[Records provided]
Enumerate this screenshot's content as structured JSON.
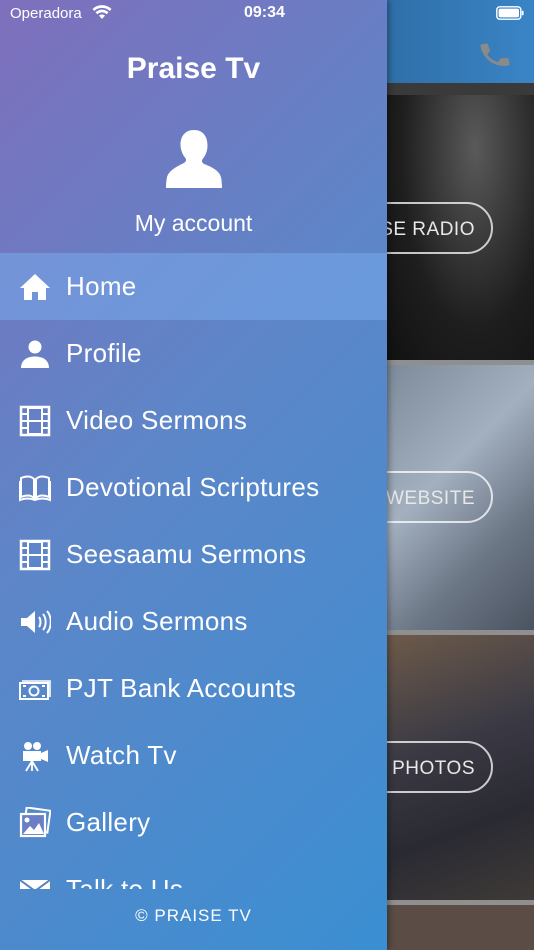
{
  "status_bar": {
    "carrier": "Operadora",
    "time": "09:34"
  },
  "drawer": {
    "title": "Praise Tv",
    "account_label": "My account",
    "menu": [
      {
        "label": "Home",
        "icon": "home-icon",
        "active": true
      },
      {
        "label": "Profile",
        "icon": "person-icon"
      },
      {
        "label": "Video Sermons",
        "icon": "film-icon"
      },
      {
        "label": "Devotional Scriptures",
        "icon": "book-icon"
      },
      {
        "label": "Seesaamu Sermons",
        "icon": "film-icon"
      },
      {
        "label": "Audio Sermons",
        "icon": "speaker-icon"
      },
      {
        "label": "PJT Bank Accounts",
        "icon": "cash-icon"
      },
      {
        "label": "Watch Tv",
        "icon": "camera-icon"
      },
      {
        "label": "Gallery",
        "icon": "photos-icon"
      },
      {
        "label": "Talk to Us",
        "icon": "mail-icon"
      }
    ],
    "footer": "© PRAISE  TV"
  },
  "background": {
    "tiles": [
      {
        "label": "SE RADIO"
      },
      {
        "label": "WEBSITE"
      },
      {
        "label": "PHOTOS"
      }
    ]
  },
  "colors": {
    "drawer_start": "#7f6fbc",
    "drawer_end": "#3a8fd2",
    "active_item": "#78aaeb"
  }
}
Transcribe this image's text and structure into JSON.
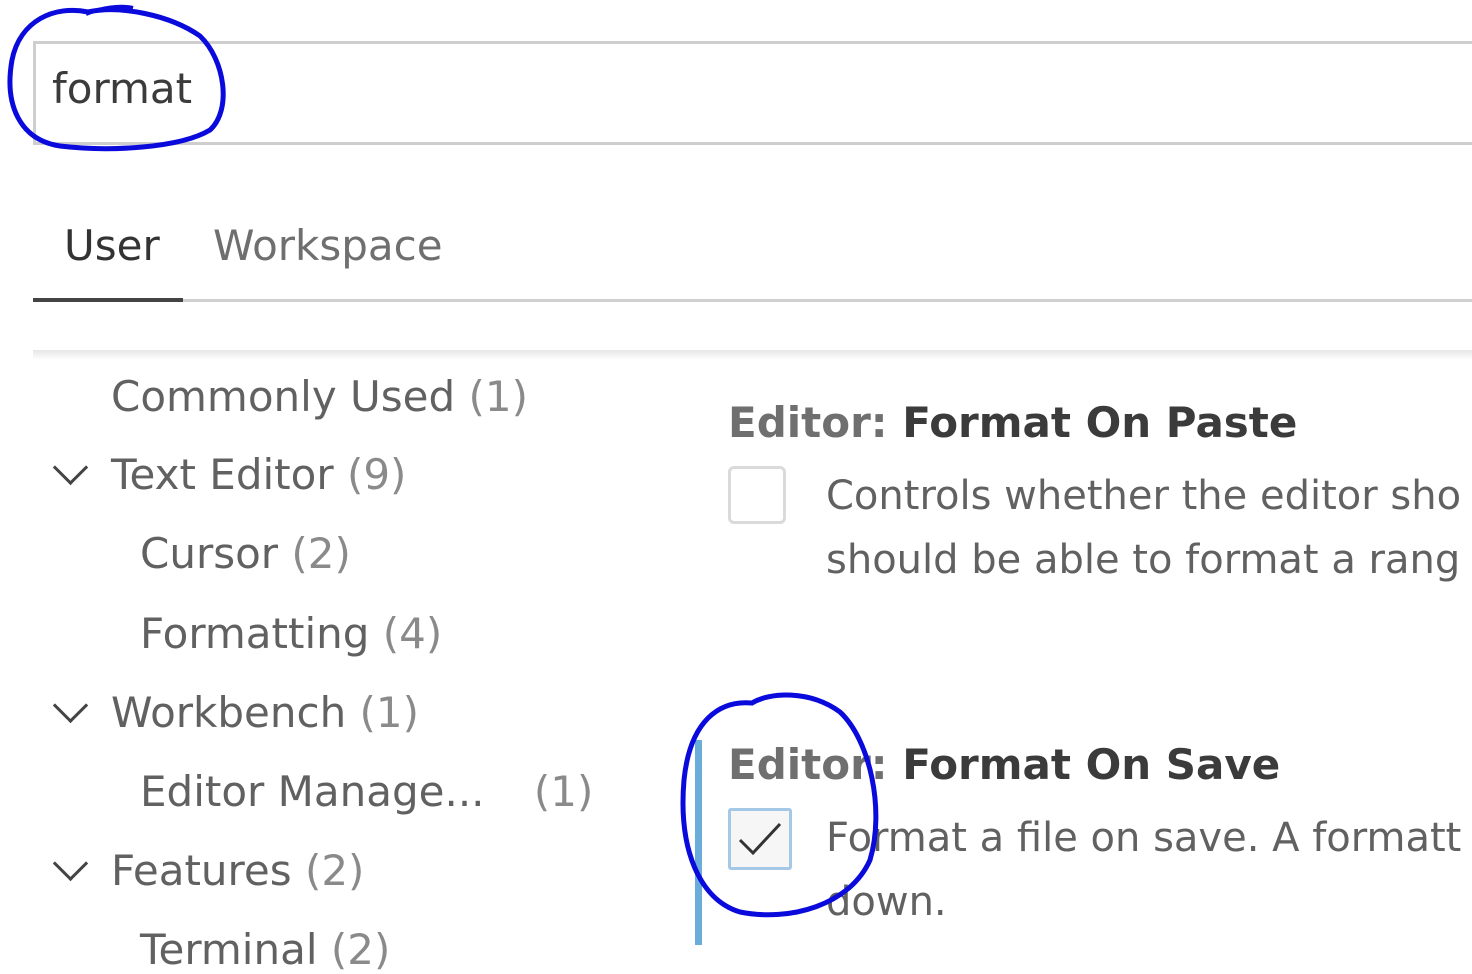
{
  "search": {
    "value": "format"
  },
  "tabs": [
    {
      "label": "User",
      "active": true
    },
    {
      "label": "Workspace",
      "active": false
    }
  ],
  "toc": [
    {
      "label": "Commonly Used",
      "count": "(1)"
    },
    {
      "label": "Text Editor",
      "count": "(9)"
    },
    {
      "label": "Cursor",
      "count": "(2)"
    },
    {
      "label": "Formatting",
      "count": "(4)"
    },
    {
      "label": "Workbench",
      "count": "(1)"
    },
    {
      "label": "Editor Manage...",
      "count": "(1)"
    },
    {
      "label": "Features",
      "count": "(2)"
    },
    {
      "label": "Terminal",
      "count": "(2)"
    }
  ],
  "settings": [
    {
      "category": "Editor: ",
      "name": "Format On Paste",
      "checked": false,
      "desc_lines": [
        "Controls whether the editor sho",
        "should be able to format a rang"
      ]
    },
    {
      "category": "Editor: ",
      "name": "Format On Save",
      "checked": true,
      "desc_lines": [
        "Format a file on save. A formatt",
        "down."
      ]
    }
  ],
  "colors": {
    "focus_accent": "#6aacda",
    "annotation_ink": "#0a0adc"
  }
}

[What is being asked]
Without the pictures, restate all the entries above exactly.

[Full solution]
Enumerate this screenshot's content as structured JSON.
{
  "status_bar": {
    "carrier": "Operadora",
    "time": "09:34"
  },
  "drawer": {
    "title": "Praise Tv",
    "account_label": "My account",
    "menu": [
      {
        "label": "Home",
        "icon": "home-icon",
        "active": true
      },
      {
        "label": "Profile",
        "icon": "person-icon"
      },
      {
        "label": "Video Sermons",
        "icon": "film-icon"
      },
      {
        "label": "Devotional Scriptures",
        "icon": "book-icon"
      },
      {
        "label": "Seesaamu Sermons",
        "icon": "film-icon"
      },
      {
        "label": "Audio Sermons",
        "icon": "speaker-icon"
      },
      {
        "label": "PJT Bank Accounts",
        "icon": "cash-icon"
      },
      {
        "label": "Watch Tv",
        "icon": "camera-icon"
      },
      {
        "label": "Gallery",
        "icon": "photos-icon"
      },
      {
        "label": "Talk to Us",
        "icon": "mail-icon"
      }
    ],
    "footer": "© PRAISE  TV"
  },
  "background": {
    "tiles": [
      {
        "label": "SE RADIO"
      },
      {
        "label": "WEBSITE"
      },
      {
        "label": "PHOTOS"
      }
    ]
  },
  "colors": {
    "drawer_start": "#7f6fbc",
    "drawer_end": "#3a8fd2",
    "active_item": "#78aaeb"
  }
}
Transcribe this image's text and structure into JSON.
{
  "search": {
    "value": "format"
  },
  "tabs": [
    {
      "label": "User",
      "active": true
    },
    {
      "label": "Workspace",
      "active": false
    }
  ],
  "toc": [
    {
      "label": "Commonly Used",
      "count": "(1)"
    },
    {
      "label": "Text Editor",
      "count": "(9)"
    },
    {
      "label": "Cursor",
      "count": "(2)"
    },
    {
      "label": "Formatting",
      "count": "(4)"
    },
    {
      "label": "Workbench",
      "count": "(1)"
    },
    {
      "label": "Editor Manage...",
      "count": "(1)"
    },
    {
      "label": "Features",
      "count": "(2)"
    },
    {
      "label": "Terminal",
      "count": "(2)"
    }
  ],
  "settings": [
    {
      "category": "Editor: ",
      "name": "Format On Paste",
      "checked": false,
      "desc_lines": [
        "Controls whether the editor sho",
        "should be able to format a rang"
      ]
    },
    {
      "category": "Editor: ",
      "name": "Format On Save",
      "checked": true,
      "desc_lines": [
        "Format a file on save. A formatt",
        "down."
      ]
    }
  ],
  "colors": {
    "focus_accent": "#6aacda",
    "annotation_ink": "#0a0adc"
  }
}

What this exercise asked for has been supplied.